- **INSTRUCTIONS FOR THE TASK**
In your copy, reproduce the entries exactly as they are, minus the images.

- **STORED DATA**
....

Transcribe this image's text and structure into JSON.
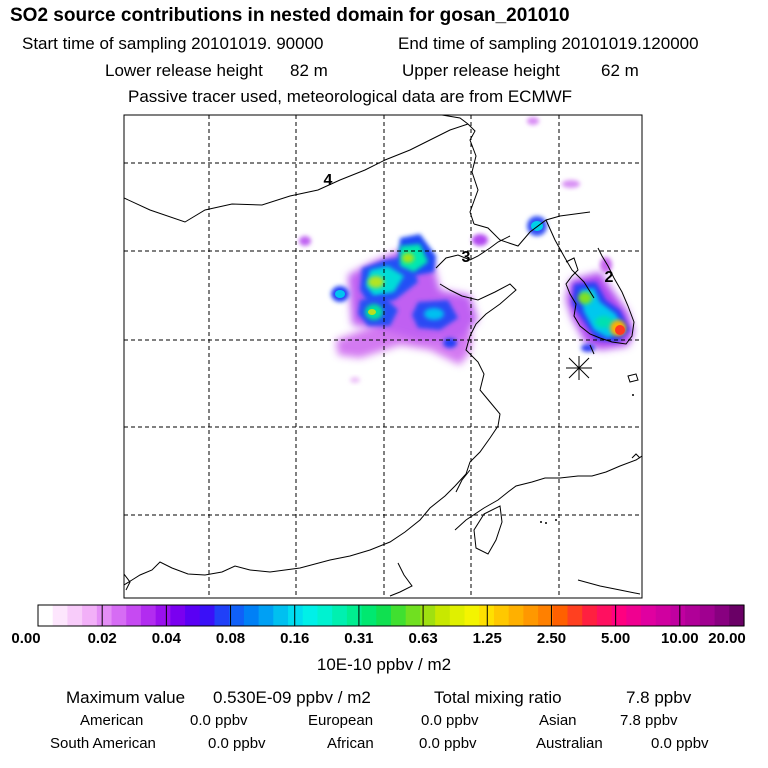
{
  "title": "SO2 source contributions in nested domain for gosan_201010",
  "sampling": {
    "start_label": "Start time of sampling 20101019. 90000",
    "end_label": "End time of sampling 20101019.120000"
  },
  "release": {
    "lower_label": "Lower release height",
    "lower_value": "82 m",
    "upper_label": "Upper release height",
    "upper_value": "62 m"
  },
  "note": "Passive tracer used, meteorological data are from ECMWF",
  "map": {
    "region_labels": [
      "4",
      "3",
      "2"
    ],
    "receptor_marker": "star"
  },
  "colorbar": {
    "ticks": [
      "0.00",
      "0.02",
      "0.04",
      "0.08",
      "0.16",
      "0.31",
      "0.63",
      "1.25",
      "2.50",
      "5.00",
      "10.00",
      "20.00"
    ],
    "unit": "10E-10 ppbv / m2",
    "colors": [
      "#ffffff",
      "#fde6fd",
      "#f8ccfa",
      "#f2b0f8",
      "#e48ef6",
      "#d66cf4",
      "#c64af2",
      "#b22cf0",
      "#9a10ee",
      "#7a00f0",
      "#5a00f4",
      "#3a10f8",
      "#2040f8",
      "#1060f8",
      "#0080f6",
      "#00a0f4",
      "#00c0f0",
      "#00ddf0",
      "#00f0e8",
      "#00f2d0",
      "#00f0b0",
      "#00ee90",
      "#00e870",
      "#10e050",
      "#40e030",
      "#70e020",
      "#a0e010",
      "#c8e800",
      "#e0f000",
      "#f4f400",
      "#ffe000",
      "#ffc800",
      "#ffb000",
      "#ff9800",
      "#ff8000",
      "#ff6000",
      "#ff4020",
      "#ff2040",
      "#ff1060",
      "#ff0080",
      "#f00090",
      "#e000a0",
      "#d000a0",
      "#c000a0",
      "#b00098",
      "#a00090",
      "#880080",
      "#6a0066"
    ]
  },
  "stats": {
    "max_label": "Maximum value",
    "max_value": "0.530E-09 ppbv / m2",
    "total_label": "Total mixing ratio",
    "total_value": "7.8 ppbv"
  },
  "regions": [
    {
      "name": "American",
      "value": "0.0 ppbv"
    },
    {
      "name": "European",
      "value": "0.0 ppbv"
    },
    {
      "name": "Asian",
      "value": "7.8 ppbv"
    },
    {
      "name": "South American",
      "value": "0.0 ppbv"
    },
    {
      "name": "African",
      "value": "0.0 ppbv"
    },
    {
      "name": "Australian",
      "value": "0.0 ppbv"
    }
  ]
}
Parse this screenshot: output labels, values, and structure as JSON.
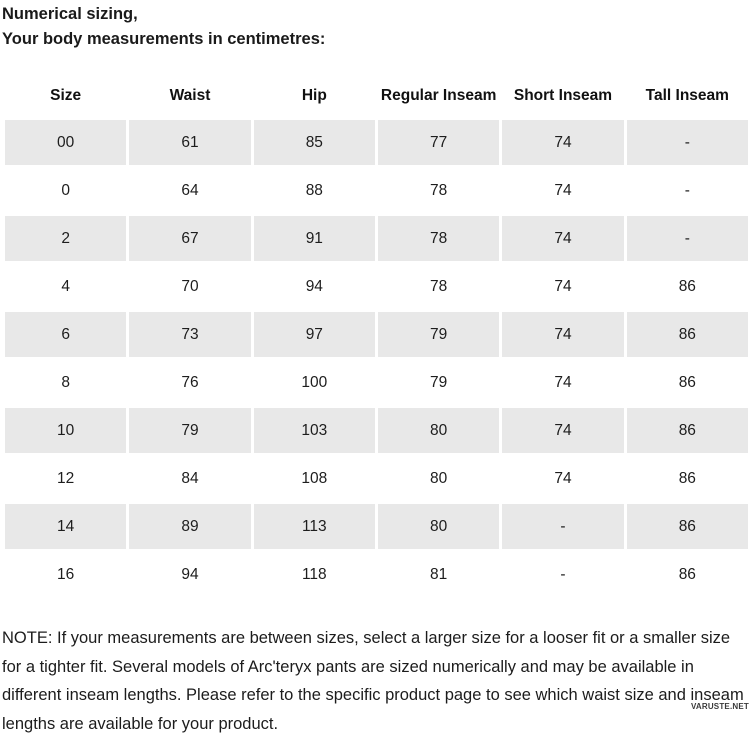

....

- **OUTPUT BELOW**
Transcribe this image's text and structure into JSON.
{
  "title": "SO2 source contributions in nested domain for gosan_201010",
  "sampling": {
    "start_label": "Start time of sampling 20101019. 90000",
    "end_label": "End time of sampling 20101019.120000"
  },
  "release": {
    "lower_label": "Lower release height",
    "lower_value": "82 m",
    "upper_label": "Upper release height",
    "upper_value": "62 m"
  },
  "note": "Passive tracer used, meteorological data are from ECMWF",
  "map": {
    "region_labels": [
      "4",
      "3",
      "2"
    ],
    "receptor_marker": "star"
  },
  "colorbar": {
    "ticks": [
      "0.00",
      "0.02",
      "0.04",
      "0.08",
      "0.16",
      "0.31",
      "0.63",
      "1.25",
      "2.50",
      "5.00",
      "10.00",
      "20.00"
    ],
    "unit": "10E-10 ppbv / m2",
    "colors": [
      "#ffffff",
      "#fde6fd",
      "#f8ccfa",
      "#f2b0f8",
      "#e48ef6",
      "#d66cf4",
      "#c64af2",
      "#b22cf0",
      "#9a10ee",
      "#7a00f0",
      "#5a00f4",
      "#3a10f8",
      "#2040f8",
      "#1060f8",
      "#0080f6",
      "#00a0f4",
      "#00c0f0",
      "#00ddf0",
      "#00f0e8",
      "#00f2d0",
      "#00f0b0",
      "#00ee90",
      "#00e870",
      "#10e050",
      "#40e030",
      "#70e020",
      "#a0e010",
      "#c8e800",
      "#e0f000",
      "#f4f400",
      "#ffe000",
      "#ffc800",
      "#ffb000",
      "#ff9800",
      "#ff8000",
      "#ff6000",
      "#ff4020",
      "#ff2040",
      "#ff1060",
      "#ff0080",
      "#f00090",
      "#e000a0",
      "#d000a0",
      "#c000a0",
      "#b00098",
      "#a00090",
      "#880080",
      "#6a0066"
    ]
  },
  "stats": {
    "max_label": "Maximum value",
    "max_value": "0.530E-09 ppbv / m2",
    "total_label": "Total mixing ratio",
    "total_value": "7.8 ppbv"
  },
  "regions": [
    {
      "name": "American",
      "value": "0.0 ppbv"
    },
    {
      "name": "European",
      "value": "0.0 ppbv"
    },
    {
      "name": "Asian",
      "value": "7.8 ppbv"
    },
    {
      "name": "South American",
      "value": "0.0 ppbv"
    },
    {
      "name": "African",
      "value": "0.0 ppbv"
    },
    {
      "name": "Australian",
      "value": "0.0 ppbv"
    }
  ]
}
Parse this screenshot: output labels, values, and structure as JSON.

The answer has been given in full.